### EXERCISE AIM
Every line holding the string "Quantization" should be gathered.

::::

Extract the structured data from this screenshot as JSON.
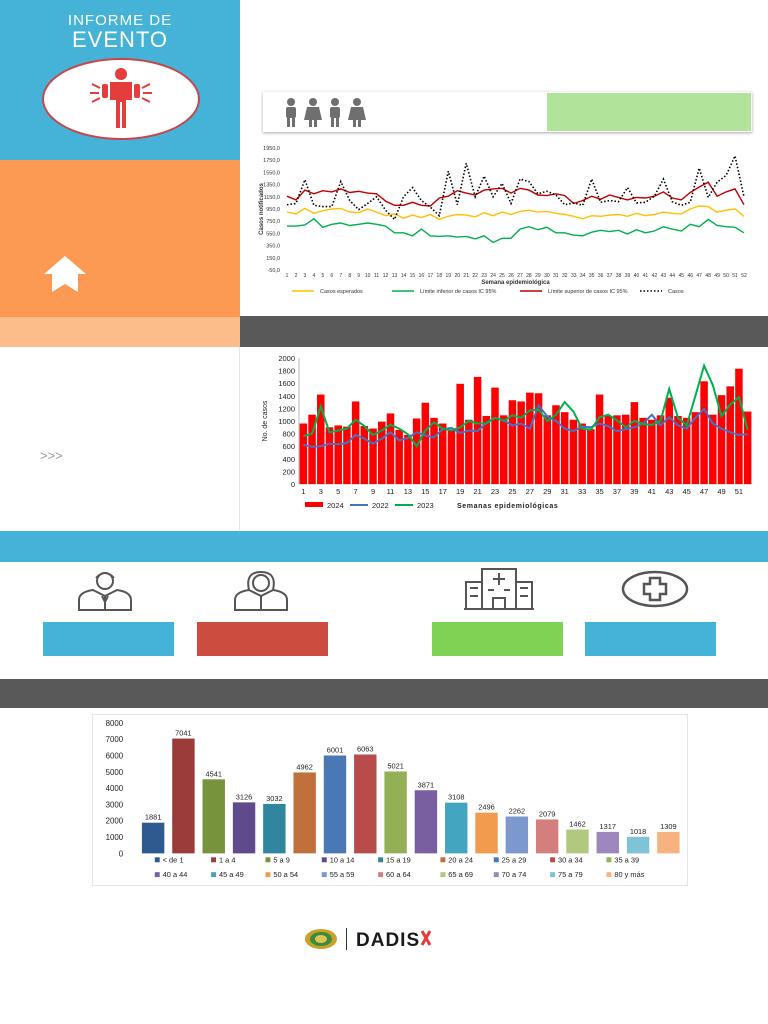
{
  "header": {
    "line1": "INFORME DE",
    "line2": "EVENTO"
  },
  "icons": {
    "event_logo": "person-in-distress-icon",
    "people": "people-group-icon",
    "home": "house-arrow-icon",
    "doctor_male": "male-doctor-icon",
    "doctor_female": "female-doctor-icon",
    "hospital": "hospital-building-icon",
    "health_cross": "health-cross-icon"
  },
  "sidebar": {
    "arrows": ">>>"
  },
  "colors": {
    "blue": "#45b2d8",
    "orange": "#fc9a53",
    "peach": "#fdbd8a",
    "green_box": "#b1e39a",
    "dark_band": "#595959",
    "cat_blue": "#45b2d8",
    "cat_red": "#cd4c40",
    "cat_green": "#7ed352",
    "cat_blue2": "#45b2d8"
  },
  "chart_data": [
    {
      "type": "line",
      "title": "",
      "ylabel": "Casos notificados",
      "xlabel": "Semana epidemiológica",
      "y_ticks": [
        "1950,0",
        "1750,0",
        "1550,0",
        "1350,0",
        "1150,0",
        "950,0",
        "750,0",
        "550,0",
        "350,0",
        "150,0",
        "-50,0"
      ],
      "ylim": [
        -50,
        1950
      ],
      "x": [
        1,
        2,
        3,
        4,
        5,
        6,
        7,
        8,
        9,
        10,
        11,
        12,
        13,
        14,
        15,
        16,
        17,
        18,
        19,
        20,
        21,
        22,
        23,
        24,
        25,
        26,
        27,
        28,
        29,
        30,
        31,
        32,
        33,
        34,
        35,
        36,
        37,
        38,
        39,
        40,
        41,
        42,
        43,
        44,
        45,
        46,
        47,
        48,
        49,
        50,
        51,
        52
      ],
      "legend": [
        "Casos esperados",
        "Límite inferior de casos IC 95%",
        "Límite superior de casos IC 95%",
        "Casos"
      ],
      "series": [
        {
          "name": "Casos esperados",
          "color": "#ffc000",
          "style": "solid",
          "values": [
            900,
            870,
            960,
            880,
            920,
            950,
            960,
            900,
            890,
            950,
            900,
            840,
            870,
            800,
            850,
            810,
            860,
            780,
            830,
            860,
            850,
            820,
            890,
            840,
            900,
            860,
            910,
            930,
            900,
            910,
            880,
            860,
            830,
            790,
            840,
            830,
            850,
            860,
            830,
            880,
            840,
            860,
            900,
            880,
            870,
            950,
            1000,
            990,
            900,
            930,
            950,
            830
          ]
        },
        {
          "name": "Límite inferior de casos IC 95%",
          "color": "#00b050",
          "style": "solid",
          "values": [
            670,
            670,
            690,
            790,
            650,
            700,
            720,
            680,
            700,
            720,
            700,
            670,
            560,
            560,
            510,
            620,
            510,
            500,
            510,
            490,
            500,
            460,
            510,
            400,
            470,
            470,
            620,
            660,
            610,
            650,
            560,
            560,
            520,
            510,
            570,
            600,
            580,
            600,
            540,
            610,
            560,
            590,
            660,
            620,
            590,
            700,
            660,
            780,
            680,
            660,
            650,
            560
          ]
        },
        {
          "name": "Límite superior de casos IC 95%",
          "color": "#c00000",
          "style": "solid",
          "values": [
            1160,
            1100,
            1260,
            1200,
            1250,
            1230,
            1280,
            1220,
            1240,
            1210,
            1200,
            1080,
            1010,
            1010,
            1060,
            1010,
            1000,
            1130,
            1160,
            1250,
            1210,
            1180,
            1260,
            1280,
            1290,
            1210,
            1290,
            1260,
            1180,
            1170,
            1200,
            1170,
            1040,
            1090,
            1160,
            1110,
            1180,
            1140,
            1100,
            1140,
            1130,
            1160,
            1230,
            1130,
            1100,
            1220,
            1310,
            1390,
            1160,
            1230,
            1280,
            1020
          ]
        },
        {
          "name": "Casos",
          "color": "#000000",
          "style": "dotted",
          "values": [
            1020,
            1040,
            1430,
            1010,
            990,
            990,
            1400,
            1090,
            940,
            1040,
            1150,
            930,
            780,
            1150,
            1300,
            1090,
            980,
            840,
            1570,
            1020,
            1700,
            1150,
            1490,
            1150,
            1370,
            1040,
            1440,
            1400,
            1200,
            1240,
            1180,
            1020,
            1050,
            1010,
            1440,
            1060,
            1090,
            1070,
            1300,
            1050,
            1060,
            1160,
            1440,
            1070,
            1010,
            1060,
            1620,
            1140,
            1390,
            1500,
            1820,
            1150
          ]
        }
      ]
    },
    {
      "type": "bar",
      "ylabel": "No. de casos",
      "xlabel": "Semanas epidemiológicas",
      "ylim": [
        0,
        2000
      ],
      "y_ticks": [
        0,
        200,
        400,
        600,
        800,
        1000,
        1200,
        1400,
        1600,
        1800,
        2000
      ],
      "x_tick_labels": [
        "1",
        "3",
        "5",
        "7",
        "9",
        "11",
        "13",
        "15",
        "17",
        "19",
        "21",
        "23",
        "25",
        "27",
        "29",
        "31",
        "33",
        "35",
        "37",
        "39",
        "41",
        "43",
        "45",
        "47",
        "49",
        "51"
      ],
      "legend": [
        "2024",
        "2022",
        "2023"
      ],
      "series": [
        {
          "name": "2024",
          "color": "#ff0000",
          "kind": "bar",
          "values": [
            960,
            1100,
            1420,
            900,
            930,
            910,
            1310,
            920,
            880,
            990,
            1120,
            860,
            780,
            1040,
            1290,
            1050,
            960,
            850,
            1590,
            1020,
            1700,
            1080,
            1530,
            1090,
            1330,
            1310,
            1450,
            1440,
            1090,
            1250,
            1140,
            1020,
            960,
            870,
            1420,
            1080,
            1090,
            1100,
            1300,
            1050,
            1020,
            1090,
            1370,
            1080,
            1050,
            1140,
            1630,
            1100,
            1410,
            1550,
            1830,
            1150
          ]
        },
        {
          "name": "2022",
          "color": "#4472c4",
          "kind": "line",
          "values": [
            620,
            590,
            600,
            640,
            630,
            650,
            780,
            720,
            640,
            720,
            820,
            690,
            730,
            820,
            770,
            740,
            870,
            890,
            810,
            850,
            840,
            970,
            1050,
            1010,
            930,
            960,
            880,
            1250,
            1070,
            1000,
            880,
            840,
            910,
            900,
            960,
            920,
            840,
            870,
            900,
            960,
            1100,
            930,
            1060,
            930,
            880,
            1050,
            1190,
            960,
            880,
            820,
            780,
            790
          ]
        },
        {
          "name": "2023",
          "color": "#00b050",
          "kind": "line",
          "values": [
            760,
            800,
            1230,
            820,
            850,
            880,
            1020,
            920,
            780,
            850,
            940,
            880,
            790,
            600,
            850,
            980,
            880,
            850,
            900,
            1000,
            960,
            960,
            1050,
            1000,
            1090,
            1050,
            1170,
            1180,
            1000,
            1100,
            1300,
            1150,
            880,
            860,
            1060,
            1100,
            1010,
            900,
            1000,
            950,
            940,
            1000,
            1510,
            1050,
            930,
            1400,
            1880,
            1570,
            1080,
            1260,
            1380,
            860
          ]
        }
      ]
    },
    {
      "type": "bar",
      "ylim": [
        0,
        8000
      ],
      "y_ticks": [
        0,
        1000,
        2000,
        3000,
        4000,
        5000,
        6000,
        7000,
        8000
      ],
      "categories": [
        "< de 1",
        "1 a 4",
        "5 a 9",
        "10 a 14",
        "15 a 19",
        "20 a 24",
        "25 a 29",
        "30 a 34",
        "35 a 39",
        "40 a 44",
        "45 a 49",
        "50 a 54",
        "55 a 59",
        "60 a 64",
        "65 a 69",
        "70 a 74",
        "75 a 79",
        "80 y más"
      ],
      "values": [
        1881,
        7041,
        4541,
        3126,
        3032,
        4962,
        6001,
        6063,
        5021,
        3871,
        3108,
        2496,
        2262,
        2079,
        1462,
        1317,
        1018,
        1309
      ],
      "colors": [
        "#2e5a8f",
        "#9b3c3a",
        "#77933c",
        "#5f4a8b",
        "#31859c",
        "#c0703a",
        "#4a78b5",
        "#b84c4b",
        "#93b056",
        "#7a5fa0",
        "#44a5c0",
        "#f29a4e",
        "#7d98cc",
        "#d47f7e",
        "#b0c97f",
        "#9d88bd",
        "#7fc3d6",
        "#f8b27f"
      ]
    }
  ],
  "footer": {
    "logo_text": "DADIS"
  }
}
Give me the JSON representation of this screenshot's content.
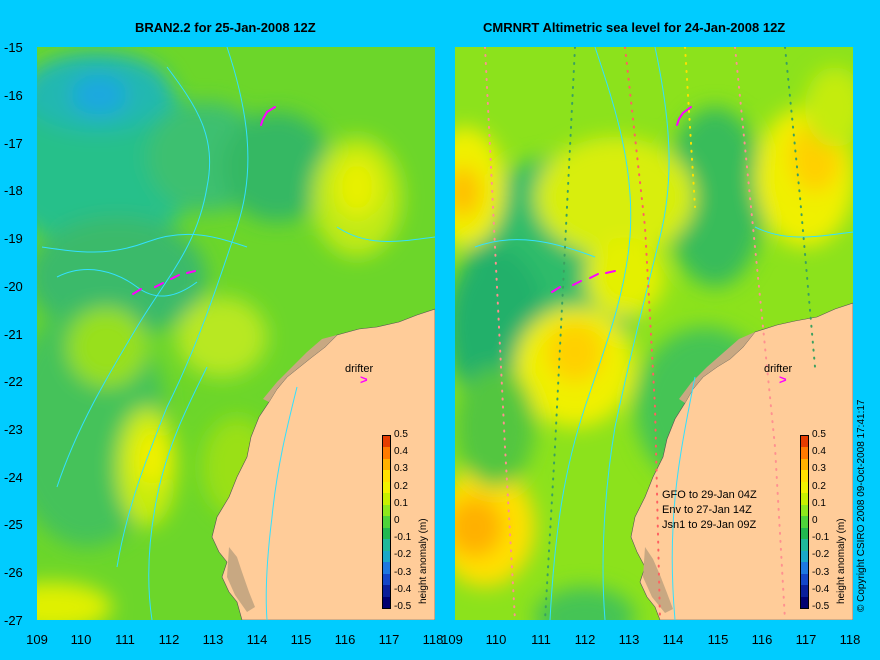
{
  "left_panel": {
    "title": "BRAN2.2 for 25-Jan-2008 12Z",
    "drifter_label": "drifter",
    "drifter_arrow": ">"
  },
  "right_panel": {
    "title": "CMRNRT Altimetric sea level  for 24-Jan-2008 12Z",
    "drifter_label": "drifter",
    "drifter_arrow": ">",
    "passes": [
      "GFO to 29-Jan 04Z",
      "Env to 27-Jan 14Z",
      "Jsn1 to 29-Jan 09Z"
    ]
  },
  "axes": {
    "y_ticks": [
      "-15",
      "-16",
      "-17",
      "-18",
      "-19",
      "-20",
      "-21",
      "-22",
      "-23",
      "-24",
      "-25",
      "-26",
      "-27"
    ],
    "x_ticks": [
      "109",
      "110",
      "111",
      "112",
      "113",
      "114",
      "115",
      "116",
      "117",
      "118"
    ],
    "x_range": [
      109,
      118
    ],
    "y_range": [
      -27,
      -15
    ]
  },
  "colorbar": {
    "label": "height anomaly (m)",
    "ticks": [
      "0.5",
      "0.4",
      "0.3",
      "0.2",
      "0.1",
      "0",
      "-0.1",
      "-0.2",
      "-0.3",
      "-0.4",
      "-0.5"
    ],
    "colors": [
      "#e63c00",
      "#ff7a00",
      "#ffb000",
      "#ffe000",
      "#f2f200",
      "#c8f000",
      "#8ee81c",
      "#4ed43a",
      "#22b850",
      "#1fb89a",
      "#1aa8c8",
      "#1e78e0",
      "#1446c8",
      "#0a1e9a",
      "#000070"
    ]
  },
  "copyright": "© Copyright CSIRO 2008   09-Oct-2008 17:41:17",
  "colors": {
    "background": "#00ccff",
    "land": "#ffcc99",
    "coast": "#c8a882",
    "drifter_track": "#ff00ff",
    "contour": "#33e0ff"
  }
}
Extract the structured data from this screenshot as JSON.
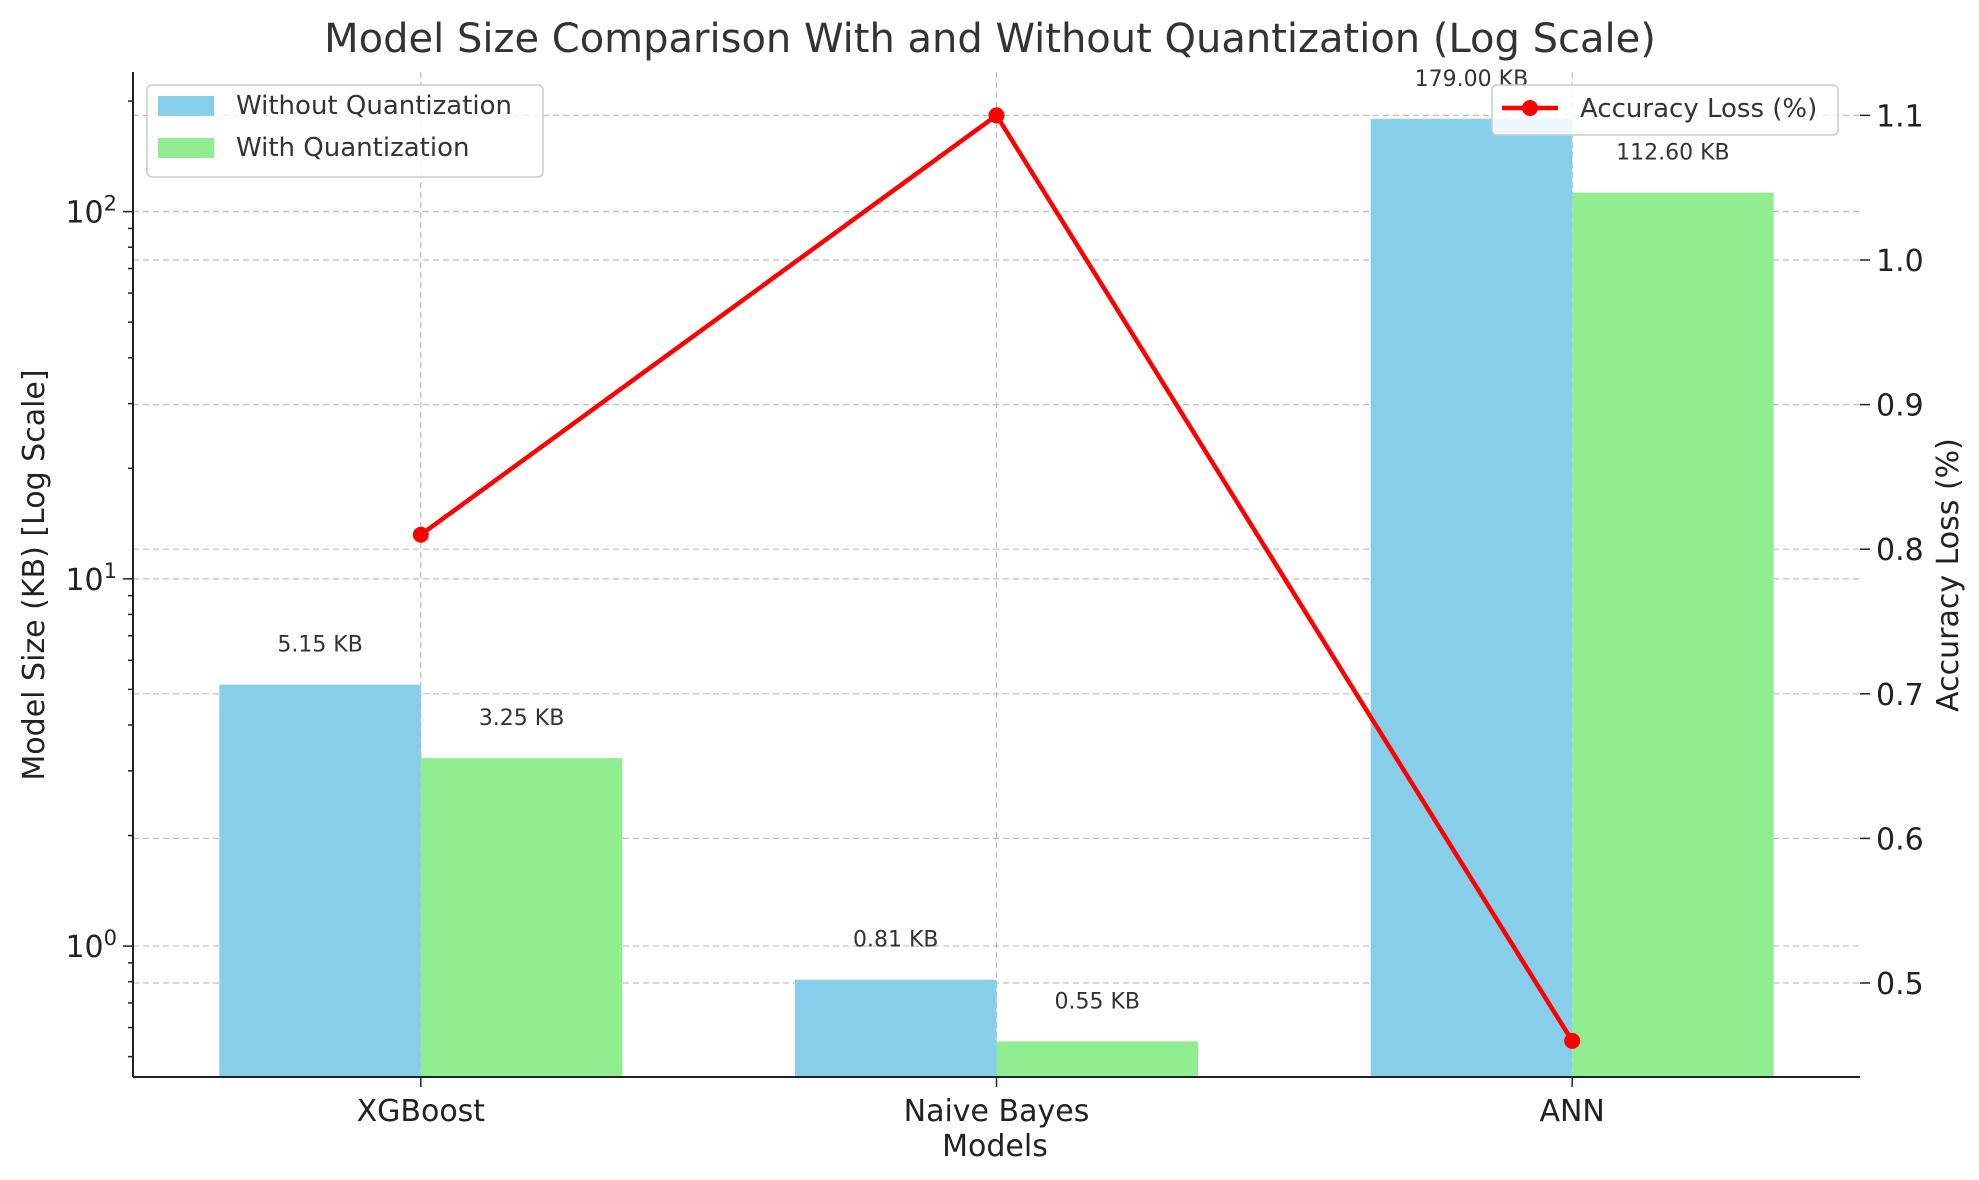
{
  "chart_data": {
    "type": "bar",
    "title": "Model Size Comparison With and Without Quantization (Log Scale)",
    "xlabel": "Models",
    "ylabel": "Model Size (KB) [Log Scale]",
    "y2label": "Accuracy Loss (%)",
    "yscale": "log",
    "ylim": [
      0.44,
      240
    ],
    "y2lim": [
      0.435,
      1.13
    ],
    "categories": [
      "XGBoost",
      "Naive Bayes",
      "ANN"
    ],
    "series": [
      {
        "name": "Without Quantization",
        "values": [
          5.15,
          0.81,
          179.0
        ],
        "labels": [
          "5.15 KB",
          "0.81 KB",
          "179.00 KB"
        ],
        "color": "#87ceeb"
      },
      {
        "name": "With Quantization",
        "values": [
          3.25,
          0.55,
          112.6
        ],
        "labels": [
          "3.25 KB",
          "0.55 KB",
          "112.60 KB"
        ],
        "color": "#90ee90"
      }
    ],
    "line_series": {
      "name": "Accuracy Loss (%)",
      "values": [
        0.81,
        1.1,
        0.46
      ],
      "color": "#ff0000",
      "axis": "right"
    },
    "y_ticks": [
      {
        "value": 1,
        "base": "10",
        "exp": "0"
      },
      {
        "value": 10,
        "base": "10",
        "exp": "1"
      },
      {
        "value": 100,
        "base": "10",
        "exp": "2"
      }
    ],
    "y2_ticks": [
      "0.5",
      "0.6",
      "0.7",
      "0.8",
      "0.9",
      "1.0",
      "1.1"
    ],
    "grid": true,
    "legend_left": "top-left",
    "legend_right": "top-right"
  }
}
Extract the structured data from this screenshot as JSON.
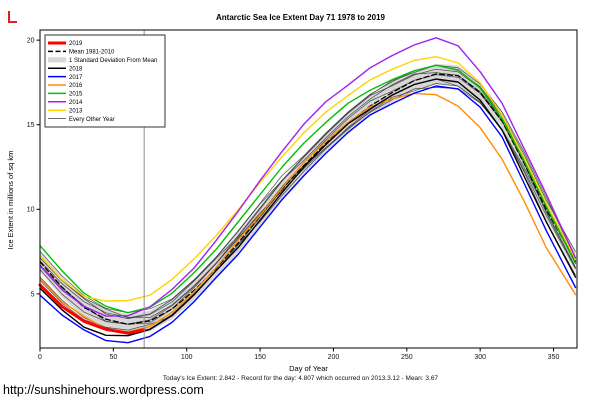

::::

### REPLY
    "title": "Model Size Comparison With and Without Quantization (Log Scale)",
        "name": "Without Quantization",
        "name": "With Quantization",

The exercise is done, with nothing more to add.